* **Exercise task**:
Identify the lines containing the word "subtitle". Copy each one.

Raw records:
+ + + + + + +

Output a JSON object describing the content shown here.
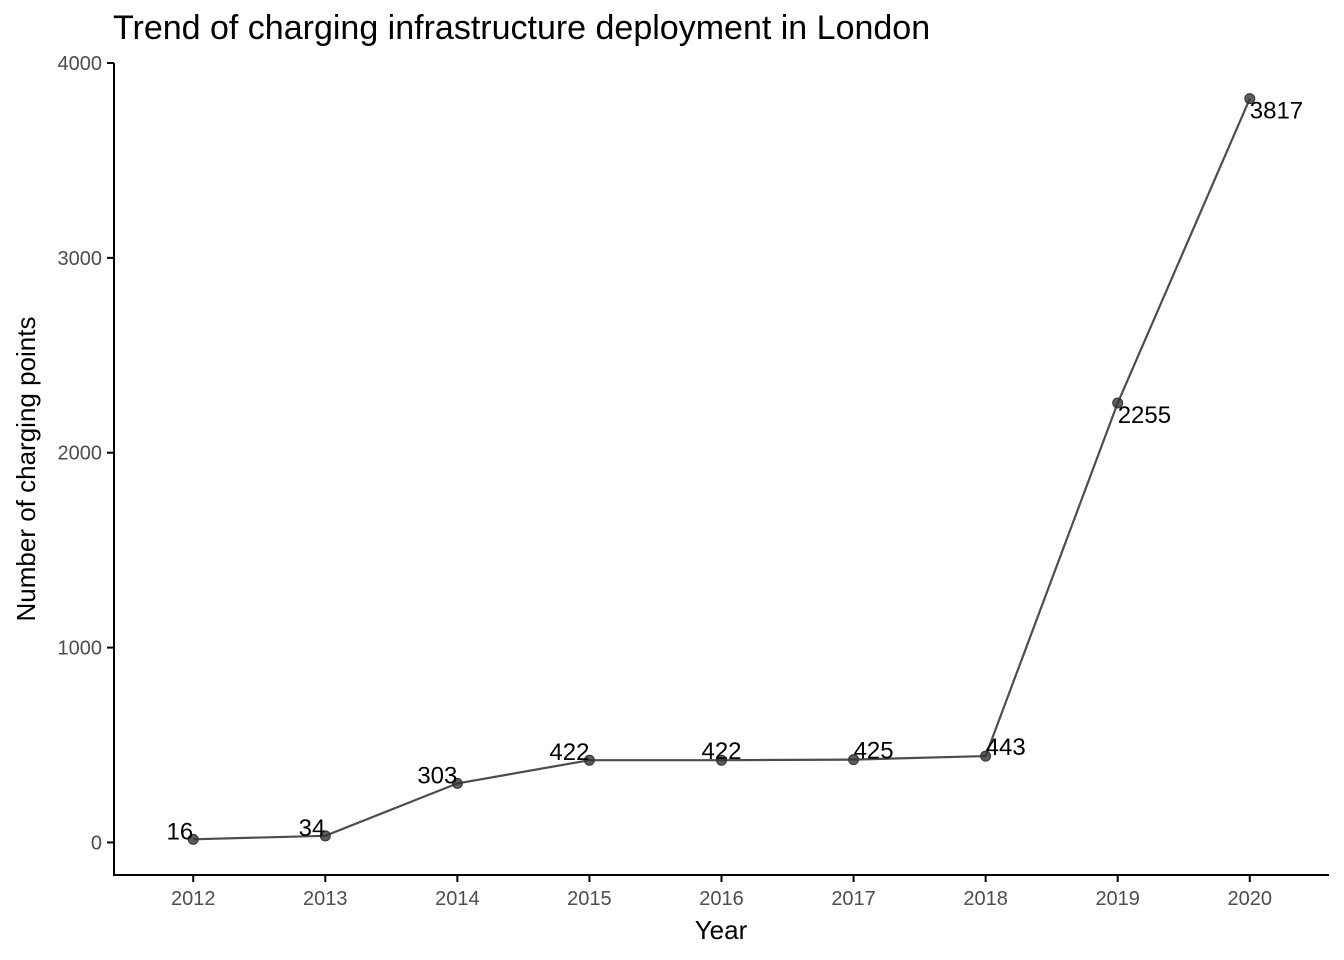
{
  "chart_data": {
    "type": "line",
    "title": "Trend of charging infrastructure deployment in London",
    "xlabel": "Year",
    "ylabel": "Number of charging points",
    "x": [
      2012,
      2013,
      2014,
      2015,
      2016,
      2017,
      2018,
      2019,
      2020
    ],
    "values": [
      16,
      34,
      303,
      422,
      422,
      425,
      443,
      2255,
      3817
    ],
    "data_labels": [
      "16",
      "34",
      "303",
      "422",
      "422",
      "425",
      "443",
      "2255",
      "3817"
    ],
    "x_tick_labels": [
      "2012",
      "2013",
      "2014",
      "2015",
      "2016",
      "2017",
      "2018",
      "2019",
      "2020"
    ],
    "y_ticks": [
      0,
      1000,
      2000,
      3000,
      4000
    ],
    "y_tick_labels": [
      "0",
      "1000",
      "2000",
      "3000",
      "4000"
    ],
    "xlim": [
      2011.4,
      2020.6
    ],
    "ylim": [
      -167,
      4000
    ],
    "grid": false,
    "legend": "none",
    "line_color": "#4d4d4d",
    "point_color": "#333333",
    "axis_color": "#000000"
  }
}
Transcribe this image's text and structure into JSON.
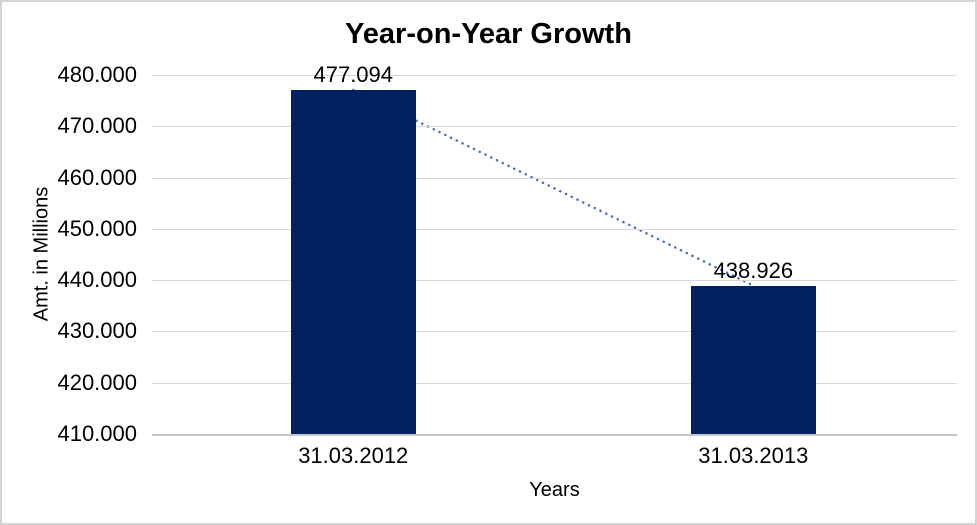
{
  "frame": {
    "background": "#ffffff",
    "border_color": "#d4d4d4"
  },
  "chart_data": {
    "type": "bar",
    "title": "Year-on-Year Growth",
    "xlabel": "Years",
    "ylabel": "Amt. in Millions",
    "categories": [
      "31.03.2012",
      "31.03.2013"
    ],
    "values": [
      477094,
      438926
    ],
    "value_labels": [
      "477.094",
      "438.926"
    ],
    "ylim": [
      410000,
      480000
    ],
    "ytick_step": 10000,
    "ytick_labels": [
      "410.000",
      "420.000",
      "430.000",
      "440.000",
      "450.000",
      "460.000",
      "470.000",
      "480.000"
    ],
    "grid": true,
    "legend_position": "none",
    "bar_color": "#002060",
    "gridline_color": "#d9d9d9",
    "axis_line_color": "#c6c6c6",
    "text_color": "#000000",
    "trendline": {
      "type": "linear",
      "style": "dotted",
      "color": "#4472c4",
      "connects": [
        "31.03.2012",
        "31.03.2013"
      ]
    }
  }
}
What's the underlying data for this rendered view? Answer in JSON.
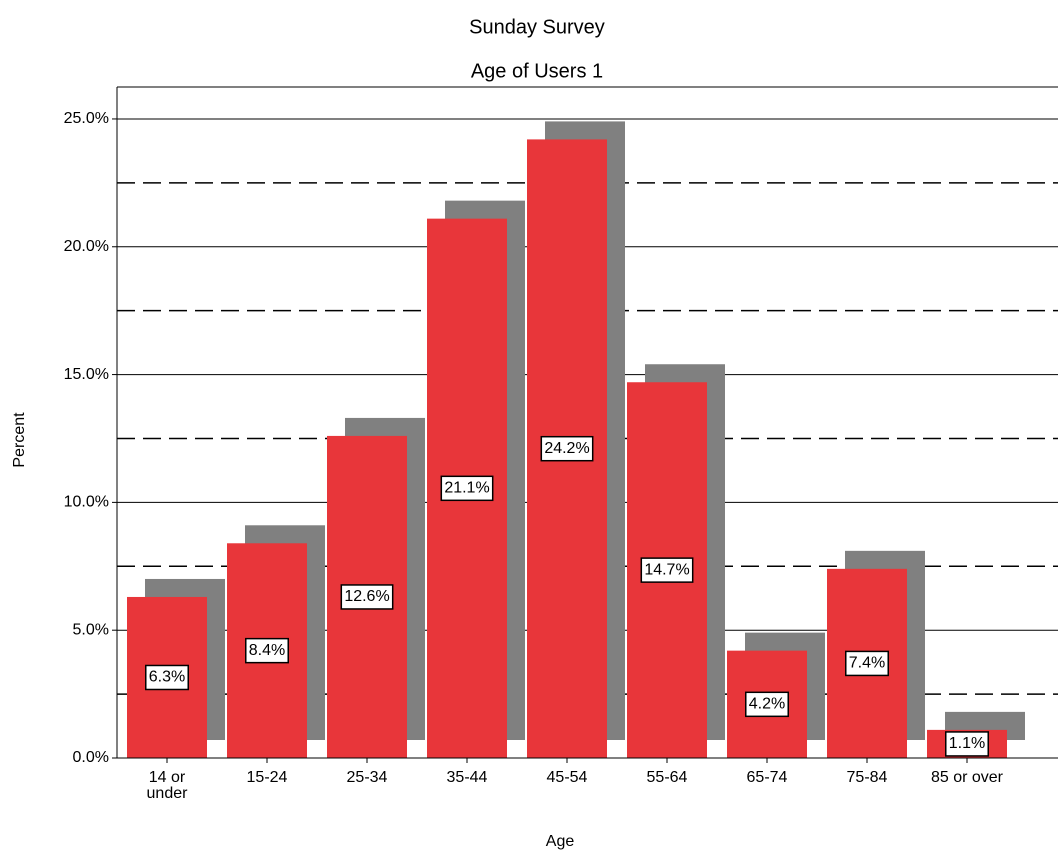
{
  "chart_data": {
    "type": "bar",
    "title": "Sunday Survey",
    "subtitle": "Age of Users 1",
    "x_label": "Age",
    "y_label": "Percent",
    "categories": [
      "14 or\nunder",
      "15-24",
      "25-34",
      "35-44",
      "45-54",
      "55-64",
      "65-74",
      "75-84",
      "85 or over"
    ],
    "values": [
      6.3,
      8.4,
      12.6,
      21.1,
      24.2,
      14.7,
      4.2,
      7.4,
      1.1
    ],
    "value_labels": [
      "6.3%",
      "8.4%",
      "12.6%",
      "21.1%",
      "24.2%",
      "14.7%",
      "4.2%",
      "7.4%",
      "1.1%"
    ],
    "color": "#e8363a",
    "shadow_color": "#808080",
    "ylim": [
      0,
      26.25
    ],
    "yticks": [
      {
        "value": 0,
        "label": "0.0%"
      },
      {
        "value": 5,
        "label": "5.0%"
      },
      {
        "value": 10,
        "label": "10.0%"
      },
      {
        "value": 15,
        "label": "15.0%"
      },
      {
        "value": 20,
        "label": "20.0%"
      },
      {
        "value": 25,
        "label": "25.0%"
      }
    ],
    "minor_yticks": [
      2.5,
      7.5,
      12.5,
      17.5,
      22.5
    ],
    "grid": true
  }
}
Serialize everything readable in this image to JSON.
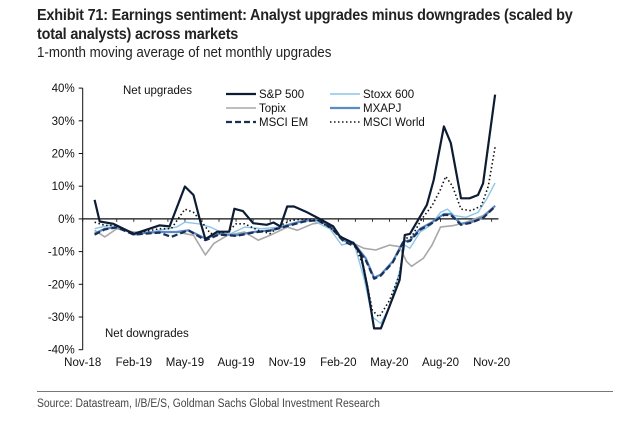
{
  "chart_data": {
    "type": "line",
    "title": "Exhibit 71: Earnings sentiment: Analyst upgrades minus downgrades (scaled by total analysts) across markets",
    "subtitle": "1-month moving average of net monthly upgrades",
    "xlabel": "",
    "ylabel": "",
    "x_unit": "months since Nov-18",
    "xlim": [
      0,
      24
    ],
    "ylim": [
      -40,
      40
    ],
    "yticks": [
      40,
      30,
      20,
      10,
      0,
      -10,
      -20,
      -30,
      -40
    ],
    "ytick_labels": [
      "40%",
      "30%",
      "20%",
      "10%",
      "0%",
      "-10%",
      "-20%",
      "-30%",
      "-40%"
    ],
    "xticks": [
      0,
      3,
      6,
      9,
      12,
      15,
      18,
      21,
      24
    ],
    "xtick_labels": [
      "Nov-18",
      "Feb-19",
      "May-19",
      "Aug-19",
      "Nov-19",
      "Feb-20",
      "May-20",
      "Aug-20",
      "Nov-20"
    ],
    "annotations": [
      "Net upgrades",
      "Net downgrades"
    ],
    "legend_position": "top-center",
    "grid": false,
    "series": [
      {
        "name": "S&P 500",
        "color": "#0d1b33",
        "style": "solid",
        "width": 2.2,
        "points": [
          [
            0.7,
            5.8
          ],
          [
            1.0,
            -0.8
          ],
          [
            1.8,
            -1.5
          ],
          [
            3.0,
            -4.6
          ],
          [
            4.5,
            -2
          ],
          [
            5.1,
            -2.3
          ],
          [
            6.0,
            9.9
          ],
          [
            6.5,
            7.3
          ],
          [
            6.9,
            -0.8
          ],
          [
            7.2,
            -6.2
          ],
          [
            7.9,
            -3.9
          ],
          [
            8.6,
            -3.9
          ],
          [
            8.9,
            3.1
          ],
          [
            9.4,
            2.4
          ],
          [
            10.0,
            -1.3
          ],
          [
            10.8,
            -1.8
          ],
          [
            11.2,
            -1.1
          ],
          [
            11.6,
            -2.3
          ],
          [
            12.0,
            3.8
          ],
          [
            12.4,
            3.8
          ],
          [
            13.1,
            2.2
          ],
          [
            13.9,
            0
          ],
          [
            14.7,
            -2.3
          ],
          [
            15.1,
            -5.4
          ],
          [
            15.9,
            -7.4
          ],
          [
            16.3,
            -10.5
          ],
          [
            16.7,
            -20.7
          ],
          [
            17.1,
            -33.5
          ],
          [
            17.5,
            -33.5
          ],
          [
            18.0,
            -26.8
          ],
          [
            18.6,
            -18.7
          ],
          [
            18.9,
            -4.9
          ],
          [
            19.2,
            -4.6
          ],
          [
            19.8,
            0.7
          ],
          [
            20.2,
            4.3
          ],
          [
            20.6,
            11.9
          ],
          [
            21.2,
            28.3
          ],
          [
            21.6,
            23.2
          ],
          [
            22.2,
            6.3
          ],
          [
            22.7,
            6.3
          ],
          [
            23.2,
            7.3
          ],
          [
            23.5,
            10.9
          ],
          [
            24.2,
            38
          ]
        ]
      },
      {
        "name": "Stoxx 600",
        "color": "#8cc6ea",
        "style": "solid",
        "width": 1.4,
        "points": [
          [
            0.7,
            -3
          ],
          [
            1.5,
            -2
          ],
          [
            2.2,
            -2.5
          ],
          [
            3.0,
            -5
          ],
          [
            4.5,
            -3.5
          ],
          [
            5.5,
            -2.5
          ],
          [
            6.0,
            -1
          ],
          [
            6.8,
            -1.5
          ],
          [
            7.5,
            -2.5
          ],
          [
            8.5,
            -5
          ],
          [
            9.5,
            -2.5
          ],
          [
            10.5,
            -3
          ],
          [
            11.5,
            -2.5
          ],
          [
            12.5,
            -1
          ],
          [
            13.5,
            -0.5
          ],
          [
            14.5,
            -3
          ],
          [
            15.2,
            -8
          ],
          [
            15.9,
            -7
          ],
          [
            16.5,
            -18
          ],
          [
            17.0,
            -30
          ],
          [
            17.5,
            -32
          ],
          [
            18.0,
            -27
          ],
          [
            18.6,
            -16
          ],
          [
            18.9,
            -8
          ],
          [
            19.2,
            -9
          ],
          [
            19.8,
            -4
          ],
          [
            20.4,
            -2
          ],
          [
            21.0,
            2
          ],
          [
            21.4,
            3
          ],
          [
            21.8,
            1
          ],
          [
            22.5,
            0.5
          ],
          [
            23.2,
            2
          ],
          [
            23.7,
            6
          ],
          [
            24.2,
            11
          ]
        ]
      },
      {
        "name": "Topix",
        "color": "#a8a8a8",
        "style": "solid",
        "width": 1.6,
        "points": [
          [
            0.7,
            -3.5
          ],
          [
            1.3,
            -5.5
          ],
          [
            2.0,
            -3
          ],
          [
            3.0,
            -4
          ],
          [
            4.5,
            -4
          ],
          [
            5.5,
            -4
          ],
          [
            6.5,
            -5
          ],
          [
            7.2,
            -11
          ],
          [
            7.7,
            -7.5
          ],
          [
            8.5,
            -5
          ],
          [
            9.5,
            -4
          ],
          [
            10.3,
            -6.5
          ],
          [
            11.0,
            -5
          ],
          [
            12.0,
            -2.5
          ],
          [
            12.6,
            -3.5
          ],
          [
            13.5,
            -1.5
          ],
          [
            14.2,
            -1
          ],
          [
            15.0,
            -5
          ],
          [
            15.9,
            -7.5
          ],
          [
            16.5,
            -9
          ],
          [
            17.2,
            -9.5
          ],
          [
            18.0,
            -8
          ],
          [
            18.6,
            -8.5
          ],
          [
            19.0,
            -13
          ],
          [
            19.3,
            -14.5
          ],
          [
            20.0,
            -12
          ],
          [
            20.5,
            -8
          ],
          [
            21.0,
            -2.5
          ],
          [
            21.8,
            -2
          ],
          [
            22.5,
            -1
          ],
          [
            23.5,
            1
          ],
          [
            24.2,
            4
          ]
        ]
      },
      {
        "name": "MXAPJ",
        "color": "#5b8bc5",
        "style": "solid",
        "width": 2.2,
        "points": [
          [
            0.7,
            -4.5
          ],
          [
            1.3,
            -3
          ],
          [
            2.0,
            -2.5
          ],
          [
            3.0,
            -4.5
          ],
          [
            4.5,
            -4
          ],
          [
            5.5,
            -4
          ],
          [
            6.2,
            -3.5
          ],
          [
            7.2,
            -6
          ],
          [
            8.0,
            -4.5
          ],
          [
            9.0,
            -5
          ],
          [
            10.0,
            -4
          ],
          [
            11.0,
            -3.5
          ],
          [
            12.0,
            -2
          ],
          [
            13.0,
            -0.5
          ],
          [
            13.8,
            -0.3
          ],
          [
            14.6,
            -2.5
          ],
          [
            15.3,
            -6.5
          ],
          [
            16.0,
            -8
          ],
          [
            16.6,
            -12
          ],
          [
            17.1,
            -18
          ],
          [
            17.5,
            -17
          ],
          [
            18.2,
            -13
          ],
          [
            18.8,
            -7
          ],
          [
            19.2,
            -6.5
          ],
          [
            19.8,
            -3
          ],
          [
            20.5,
            -1
          ],
          [
            21.2,
            1.5
          ],
          [
            21.6,
            1.5
          ],
          [
            22.2,
            -1.5
          ],
          [
            22.8,
            -1
          ],
          [
            23.5,
            0.5
          ],
          [
            24.2,
            4
          ]
        ]
      },
      {
        "name": "MSCI EM",
        "color": "#1b2f57",
        "style": "dashed",
        "width": 2.2,
        "points": [
          [
            0.7,
            -4.8
          ],
          [
            1.3,
            -3.2
          ],
          [
            2.0,
            -2.6
          ],
          [
            3.0,
            -4.8
          ],
          [
            4.5,
            -4.2
          ],
          [
            5.2,
            -5.5
          ],
          [
            6.2,
            -3.5
          ],
          [
            7.2,
            -6.5
          ],
          [
            8.0,
            -4.8
          ],
          [
            9.0,
            -5.2
          ],
          [
            10.0,
            -4.2
          ],
          [
            11.0,
            -3.6
          ],
          [
            12.0,
            -2.2
          ],
          [
            13.0,
            -0.8
          ],
          [
            13.8,
            -0.4
          ],
          [
            14.6,
            -2.8
          ],
          [
            15.3,
            -6.8
          ],
          [
            16.0,
            -8.5
          ],
          [
            16.6,
            -12.5
          ],
          [
            17.1,
            -18.3
          ],
          [
            17.5,
            -17.3
          ],
          [
            18.2,
            -13.3
          ],
          [
            18.8,
            -7.2
          ],
          [
            19.2,
            -6.8
          ],
          [
            19.8,
            -3.3
          ],
          [
            20.5,
            -1.3
          ],
          [
            21.2,
            1.2
          ],
          [
            21.6,
            1.2
          ],
          [
            22.2,
            -1.8
          ],
          [
            22.8,
            -1.2
          ],
          [
            23.5,
            0.3
          ],
          [
            24.2,
            3.8
          ]
        ]
      },
      {
        "name": "MSCI World",
        "color": "#111111",
        "style": "dotted",
        "width": 1.6,
        "points": [
          [
            0.7,
            -1
          ],
          [
            1.3,
            -2
          ],
          [
            2.0,
            -2
          ],
          [
            3.0,
            -4.5
          ],
          [
            4.5,
            -3
          ],
          [
            5.2,
            -3
          ],
          [
            6.0,
            3
          ],
          [
            6.5,
            2
          ],
          [
            7.0,
            -1
          ],
          [
            7.5,
            -4.5
          ],
          [
            8.5,
            -4
          ],
          [
            9.0,
            -1.5
          ],
          [
            9.5,
            -1.5
          ],
          [
            10.3,
            -3.5
          ],
          [
            11.0,
            -4.5
          ],
          [
            11.6,
            -2
          ],
          [
            12.2,
            -0.5
          ],
          [
            13.0,
            0
          ],
          [
            13.8,
            -0.5
          ],
          [
            14.6,
            -3
          ],
          [
            15.3,
            -6
          ],
          [
            16.0,
            -8
          ],
          [
            16.5,
            -15
          ],
          [
            17.0,
            -28
          ],
          [
            17.4,
            -30
          ],
          [
            18.0,
            -25
          ],
          [
            18.6,
            -17
          ],
          [
            18.9,
            -6
          ],
          [
            19.3,
            -5.5
          ],
          [
            19.9,
            0
          ],
          [
            20.5,
            4
          ],
          [
            21.0,
            9
          ],
          [
            21.3,
            13
          ],
          [
            21.7,
            10
          ],
          [
            22.2,
            3
          ],
          [
            22.8,
            2.5
          ],
          [
            23.4,
            4
          ],
          [
            23.8,
            10
          ],
          [
            24.2,
            22
          ]
        ]
      }
    ]
  },
  "footer": {
    "source": "Source: Datastream, I/B/E/S, Goldman Sachs Global Investment Research"
  }
}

+ + + + + + +

* **Worked answer**:
    "subtitle": "Age of Users 1",
    "subtitle": "1-month moving average of net monthly upgrades",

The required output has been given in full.